What follows is a listing; restate every line of it word for word.

**********

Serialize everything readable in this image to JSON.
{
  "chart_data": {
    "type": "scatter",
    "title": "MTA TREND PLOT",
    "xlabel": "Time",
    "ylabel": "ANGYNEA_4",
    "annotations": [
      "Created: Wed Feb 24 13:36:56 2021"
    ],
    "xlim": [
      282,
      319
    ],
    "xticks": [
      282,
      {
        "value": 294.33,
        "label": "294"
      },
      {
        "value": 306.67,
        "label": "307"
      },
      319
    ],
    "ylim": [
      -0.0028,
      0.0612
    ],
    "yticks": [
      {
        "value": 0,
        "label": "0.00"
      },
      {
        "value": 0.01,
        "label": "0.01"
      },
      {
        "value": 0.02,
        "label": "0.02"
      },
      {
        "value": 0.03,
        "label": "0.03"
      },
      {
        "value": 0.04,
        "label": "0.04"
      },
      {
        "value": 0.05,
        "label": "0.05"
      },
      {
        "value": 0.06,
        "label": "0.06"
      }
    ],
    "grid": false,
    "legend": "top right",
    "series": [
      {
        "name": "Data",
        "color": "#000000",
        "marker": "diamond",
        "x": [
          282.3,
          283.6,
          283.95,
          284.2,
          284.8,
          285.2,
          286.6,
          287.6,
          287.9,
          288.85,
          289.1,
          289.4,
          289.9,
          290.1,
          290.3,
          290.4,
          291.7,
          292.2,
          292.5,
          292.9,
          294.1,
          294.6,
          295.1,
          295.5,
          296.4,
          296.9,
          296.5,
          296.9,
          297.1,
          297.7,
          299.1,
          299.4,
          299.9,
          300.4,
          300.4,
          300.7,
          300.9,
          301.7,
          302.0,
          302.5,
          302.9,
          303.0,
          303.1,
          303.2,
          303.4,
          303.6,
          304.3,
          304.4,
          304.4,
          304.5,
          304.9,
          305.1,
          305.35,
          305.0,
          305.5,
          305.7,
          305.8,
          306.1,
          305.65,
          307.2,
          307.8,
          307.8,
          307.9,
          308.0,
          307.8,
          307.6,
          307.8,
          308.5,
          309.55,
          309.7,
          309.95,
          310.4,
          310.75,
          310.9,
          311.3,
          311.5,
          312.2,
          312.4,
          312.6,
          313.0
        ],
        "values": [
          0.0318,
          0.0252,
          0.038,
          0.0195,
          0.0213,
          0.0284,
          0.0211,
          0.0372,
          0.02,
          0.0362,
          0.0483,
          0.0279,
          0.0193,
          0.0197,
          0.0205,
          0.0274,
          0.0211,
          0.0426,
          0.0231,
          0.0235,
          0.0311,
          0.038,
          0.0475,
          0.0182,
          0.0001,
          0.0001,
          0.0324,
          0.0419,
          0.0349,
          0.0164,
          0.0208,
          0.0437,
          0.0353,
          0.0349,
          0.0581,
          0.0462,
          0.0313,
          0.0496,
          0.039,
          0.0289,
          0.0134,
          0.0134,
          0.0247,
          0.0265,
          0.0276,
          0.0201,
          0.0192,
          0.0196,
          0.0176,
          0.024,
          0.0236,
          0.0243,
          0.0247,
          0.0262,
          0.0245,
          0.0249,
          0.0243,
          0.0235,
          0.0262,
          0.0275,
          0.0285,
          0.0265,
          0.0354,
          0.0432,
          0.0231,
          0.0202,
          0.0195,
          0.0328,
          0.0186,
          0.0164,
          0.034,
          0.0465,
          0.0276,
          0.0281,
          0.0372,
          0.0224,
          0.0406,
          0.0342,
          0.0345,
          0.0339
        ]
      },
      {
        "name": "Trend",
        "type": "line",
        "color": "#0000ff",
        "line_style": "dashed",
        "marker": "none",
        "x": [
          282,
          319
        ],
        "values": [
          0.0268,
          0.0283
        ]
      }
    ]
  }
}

**********

Reply to the task:
Serialize everything readable in this image to JSON.
{
  "chart_data": {
    "type": "scatter",
    "title": "MTA TREND PLOT",
    "xlabel": "Time",
    "ylabel": "ANGYNEA_4",
    "annotations": [
      "Created: Wed Feb 24 13:36:56 2021"
    ],
    "xlim": [
      282,
      319
    ],
    "xticks": [
      282,
      {
        "value": 294.33,
        "label": "294"
      },
      {
        "value": 306.67,
        "label": "307"
      },
      319
    ],
    "ylim": [
      -0.0028,
      0.0612
    ],
    "yticks": [
      {
        "value": 0,
        "label": "0.00"
      },
      {
        "value": 0.01,
        "label": "0.01"
      },
      {
        "value": 0.02,
        "label": "0.02"
      },
      {
        "value": 0.03,
        "label": "0.03"
      },
      {
        "value": 0.04,
        "label": "0.04"
      },
      {
        "value": 0.05,
        "label": "0.05"
      },
      {
        "value": 0.06,
        "label": "0.06"
      }
    ],
    "grid": false,
    "legend": "top right",
    "series": [
      {
        "name": "Data",
        "color": "#000000",
        "marker": "diamond",
        "x": [
          282.3,
          283.6,
          283.95,
          284.2,
          284.8,
          285.2,
          286.6,
          287.6,
          287.9,
          288.85,
          289.1,
          289.4,
          289.9,
          290.1,
          290.3,
          290.4,
          291.7,
          292.2,
          292.5,
          292.9,
          294.1,
          294.6,
          295.1,
          295.5,
          296.4,
          296.9,
          296.5,
          296.9,
          297.1,
          297.7,
          299.1,
          299.4,
          299.9,
          300.4,
          300.4,
          300.7,
          300.9,
          301.7,
          302.0,
          302.5,
          302.9,
          303.0,
          303.1,
          303.2,
          303.4,
          303.6,
          304.3,
          304.4,
          304.4,
          304.5,
          304.9,
          305.1,
          305.35,
          305.0,
          305.5,
          305.7,
          305.8,
          306.1,
          305.65,
          307.2,
          307.8,
          307.8,
          307.9,
          308.0,
          307.8,
          307.6,
          307.8,
          308.5,
          309.55,
          309.7,
          309.95,
          310.4,
          310.75,
          310.9,
          311.3,
          311.5,
          312.2,
          312.4,
          312.6,
          313.0
        ],
        "values": [
          0.0318,
          0.0252,
          0.038,
          0.0195,
          0.0213,
          0.0284,
          0.0211,
          0.0372,
          0.02,
          0.0362,
          0.0483,
          0.0279,
          0.0193,
          0.0197,
          0.0205,
          0.0274,
          0.0211,
          0.0426,
          0.0231,
          0.0235,
          0.0311,
          0.038,
          0.0475,
          0.0182,
          0.0001,
          0.0001,
          0.0324,
          0.0419,
          0.0349,
          0.0164,
          0.0208,
          0.0437,
          0.0353,
          0.0349,
          0.0581,
          0.0462,
          0.0313,
          0.0496,
          0.039,
          0.0289,
          0.0134,
          0.0134,
          0.0247,
          0.0265,
          0.0276,
          0.0201,
          0.0192,
          0.0196,
          0.0176,
          0.024,
          0.0236,
          0.0243,
          0.0247,
          0.0262,
          0.0245,
          0.0249,
          0.0243,
          0.0235,
          0.0262,
          0.0275,
          0.0285,
          0.0265,
          0.0354,
          0.0432,
          0.0231,
          0.0202,
          0.0195,
          0.0328,
          0.0186,
          0.0164,
          0.034,
          0.0465,
          0.0276,
          0.0281,
          0.0372,
          0.0224,
          0.0406,
          0.0342,
          0.0345,
          0.0339
        ]
      },
      {
        "name": "Trend",
        "type": "line",
        "color": "#0000ff",
        "line_style": "dashed",
        "marker": "none",
        "x": [
          282,
          319
        ],
        "values": [
          0.0268,
          0.0283
        ]
      }
    ]
  }
}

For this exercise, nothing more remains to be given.